=== Information provided ===
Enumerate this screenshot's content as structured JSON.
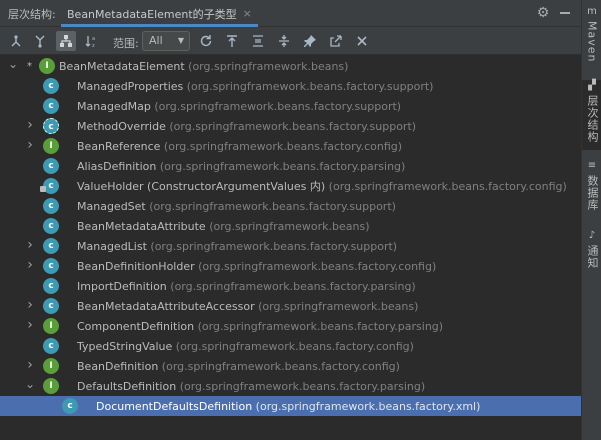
{
  "header": {
    "title": "层次结构:",
    "tab_label": "BeanMetadataElement的子类型",
    "tab_close": "×"
  },
  "toolbar": {
    "scope_label": "范围:",
    "scope_value": "All",
    "buttons": [
      "subtypes-hierarchy",
      "supertypes-hierarchy",
      "class-hierarchy",
      "sort-alphabetically",
      "refresh",
      "export",
      "expand-all",
      "collapse-all",
      "pin",
      "autoscroll",
      "close"
    ]
  },
  "right_strip": {
    "tabs": [
      {
        "label": "Maven",
        "icon": "m-icon"
      },
      {
        "label": "层次结构",
        "icon": "hierarchy-icon"
      },
      {
        "label": "数据库",
        "icon": "database-icon"
      },
      {
        "label": "通知",
        "icon": "bell-icon"
      }
    ]
  },
  "tree": {
    "rows": [
      {
        "name": "BeanMetadataElement",
        "pkg": "(org.springframework.beans)",
        "kind": "interface",
        "arrow": "down",
        "root": true
      },
      {
        "name": "ManagedProperties",
        "pkg": "(org.springframework.beans.factory.support)",
        "kind": "class",
        "arrow": "none"
      },
      {
        "name": "ManagedMap",
        "pkg": "(org.springframework.beans.factory.support)",
        "kind": "class",
        "arrow": "none"
      },
      {
        "name": "MethodOverride",
        "pkg": "(org.springframework.beans.factory.support)",
        "kind": "abstract",
        "arrow": "right"
      },
      {
        "name": "BeanReference",
        "pkg": "(org.springframework.beans.factory.config)",
        "kind": "interface",
        "arrow": "right"
      },
      {
        "name": "AliasDefinition",
        "pkg": "(org.springframework.beans.factory.parsing)",
        "kind": "class",
        "arrow": "none"
      },
      {
        "name": "ValueHolder (ConstructorArgumentValues 内)",
        "pkg": "(org.springframework.beans.factory.config)",
        "kind": "class-pinned",
        "arrow": "none"
      },
      {
        "name": "ManagedSet",
        "pkg": "(org.springframework.beans.factory.support)",
        "kind": "class",
        "arrow": "none"
      },
      {
        "name": "BeanMetadataAttribute",
        "pkg": "(org.springframework.beans)",
        "kind": "class",
        "arrow": "none"
      },
      {
        "name": "ManagedList",
        "pkg": "(org.springframework.beans.factory.support)",
        "kind": "class",
        "arrow": "right"
      },
      {
        "name": "BeanDefinitionHolder",
        "pkg": "(org.springframework.beans.factory.config)",
        "kind": "class",
        "arrow": "right"
      },
      {
        "name": "ImportDefinition",
        "pkg": "(org.springframework.beans.factory.parsing)",
        "kind": "class",
        "arrow": "none"
      },
      {
        "name": "BeanMetadataAttributeAccessor",
        "pkg": "(org.springframework.beans)",
        "kind": "class",
        "arrow": "right"
      },
      {
        "name": "ComponentDefinition",
        "pkg": "(org.springframework.beans.factory.parsing)",
        "kind": "interface",
        "arrow": "right"
      },
      {
        "name": "TypedStringValue",
        "pkg": "(org.springframework.beans.factory.config)",
        "kind": "class",
        "arrow": "none"
      },
      {
        "name": "BeanDefinition",
        "pkg": "(org.springframework.beans.factory.config)",
        "kind": "interface",
        "arrow": "right"
      },
      {
        "name": "DefaultsDefinition",
        "pkg": "(org.springframework.beans.factory.parsing)",
        "kind": "interface",
        "arrow": "down"
      },
      {
        "name": "DocumentDefaultsDefinition",
        "pkg": "(org.springframework.beans.factory.xml)",
        "kind": "class",
        "arrow": "none",
        "selected": true,
        "child": true
      }
    ]
  }
}
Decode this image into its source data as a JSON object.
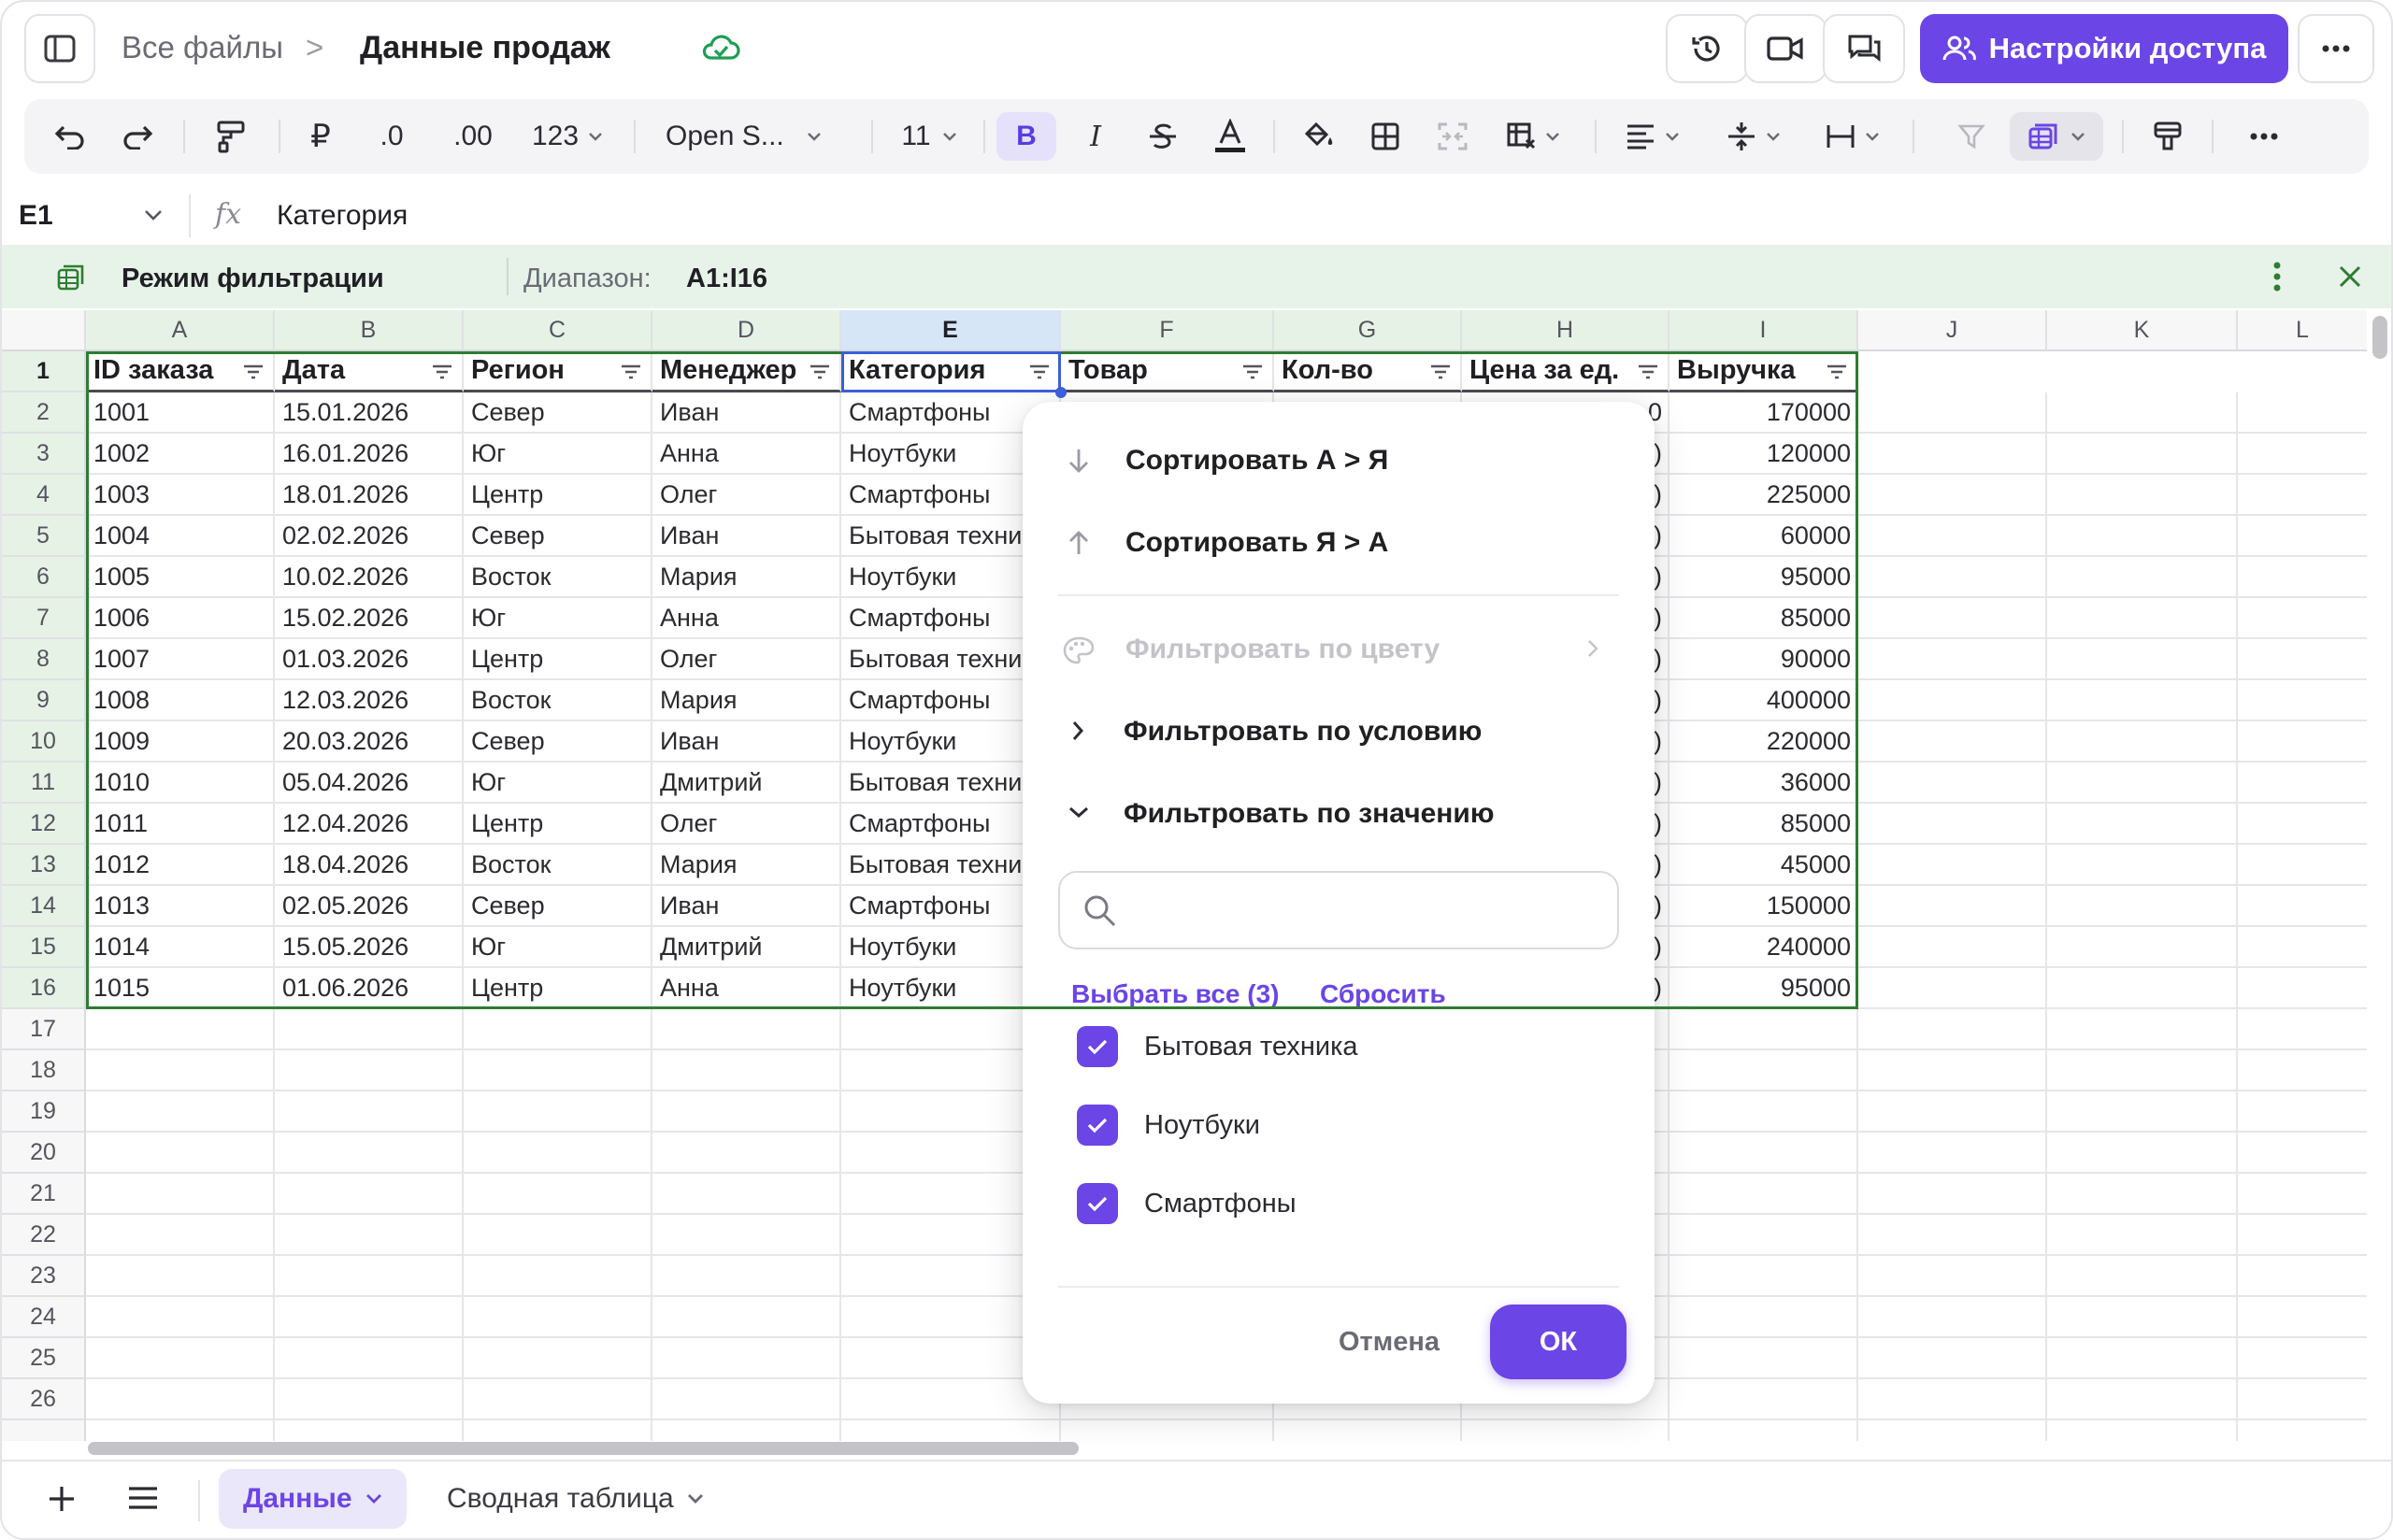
{
  "breadcrumb": {
    "root": "Все файлы",
    "separator": ">",
    "current": "Данные продаж"
  },
  "header": {
    "share_label": "Настройки доступа"
  },
  "toolbar": {
    "currency": "₽",
    "decrease_decimals": ".0",
    "increase_decimals": ".00",
    "number_format": "123",
    "font_family": "Open S...",
    "font_size": "11",
    "bold": "B",
    "italic": "I"
  },
  "formula_bar": {
    "cell_ref": "E1",
    "fx": "fx",
    "value": "Категория"
  },
  "filter_banner": {
    "title": "Режим фильтрации",
    "range_label": "Диапазон:",
    "range_value": "A1:I16"
  },
  "columns": [
    "A",
    "B",
    "C",
    "D",
    "E",
    "F",
    "G",
    "H",
    "I",
    "J",
    "K",
    "L"
  ],
  "rows": [
    "1",
    "2",
    "3",
    "4",
    "5",
    "6",
    "7",
    "8",
    "9",
    "10",
    "11",
    "12",
    "13",
    "14",
    "15",
    "16",
    "17",
    "18",
    "19",
    "20",
    "21",
    "22",
    "23",
    "24",
    "25",
    "26"
  ],
  "table": {
    "headers": [
      "ID заказа",
      "Дата",
      "Регион",
      "Менеджер",
      "Категория",
      "Товар",
      "Кол-во",
      "Цена за ед.",
      "Выручка"
    ],
    "rows": [
      [
        "1001",
        "15.01.2026",
        "Север",
        "Иван",
        "Смартфоны",
        "170000"
      ],
      [
        "1002",
        "16.01.2026",
        "Юг",
        "Анна",
        "Ноутбуки",
        "120000"
      ],
      [
        "1003",
        "18.01.2026",
        "Центр",
        "Олег",
        "Смартфоны",
        "225000"
      ],
      [
        "1004",
        "02.02.2026",
        "Север",
        "Иван",
        "Бытовая техни",
        "60000"
      ],
      [
        "1005",
        "10.02.2026",
        "Восток",
        "Мария",
        "Ноутбуки",
        "95000"
      ],
      [
        "1006",
        "15.02.2026",
        "Юг",
        "Анна",
        "Смартфоны",
        "85000"
      ],
      [
        "1007",
        "01.03.2026",
        "Центр",
        "Олег",
        "Бытовая техни",
        "90000"
      ],
      [
        "1008",
        "12.03.2026",
        "Восток",
        "Мария",
        "Смартфоны",
        "400000"
      ],
      [
        "1009",
        "20.03.2026",
        "Север",
        "Иван",
        "Ноутбуки",
        "220000"
      ],
      [
        "1010",
        "05.04.2026",
        "Юг",
        "Дмитрий",
        "Бытовая техни",
        "36000"
      ],
      [
        "1011",
        "12.04.2026",
        "Центр",
        "Олег",
        "Смартфоны",
        "85000"
      ],
      [
        "1012",
        "18.04.2026",
        "Восток",
        "Мария",
        "Бытовая техни",
        "45000"
      ],
      [
        "1013",
        "02.05.2026",
        "Север",
        "Иван",
        "Смартфоны",
        "150000"
      ],
      [
        "1014",
        "15.05.2026",
        "Юг",
        "Дмитрий",
        "Ноутбуки",
        "240000"
      ],
      [
        "1015",
        "01.06.2026",
        "Центр",
        "Анна",
        "Ноутбуки",
        "95000"
      ]
    ],
    "partial_h_first": "0",
    "partial_h_rest": ")"
  },
  "filter_menu": {
    "sort_asc": "Сортировать А > Я",
    "sort_desc": "Сортировать Я > А",
    "filter_color": "Фильтровать по цвету",
    "filter_condition": "Фильтровать по условию",
    "filter_value": "Фильтровать по значению",
    "search_placeholder": "",
    "select_all": "Выбрать все (3)",
    "reset": "Сбросить",
    "options": [
      {
        "label": "Бытовая техника",
        "checked": true
      },
      {
        "label": "Ноутбуки",
        "checked": true
      },
      {
        "label": "Смартфоны",
        "checked": true
      }
    ],
    "cancel": "Отмена",
    "ok": "ОК"
  },
  "sheets": [
    {
      "label": "Данные",
      "active": true
    },
    {
      "label": "Сводная таблица",
      "active": false
    }
  ],
  "colors": {
    "accent": "#6b45e6",
    "range_highlight": "#e7f3e8",
    "range_border": "#2e7d32",
    "selection": "#3b5fd9"
  }
}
===
Given exercise -
Identify every line above that includes the word "Фильтровать", and show those lines.

Answer to the task -
    "filter_color": "Фильтровать по цвету",
    "filter_condition": "Фильтровать по условию",
    "filter_value": "Фильтровать по значению",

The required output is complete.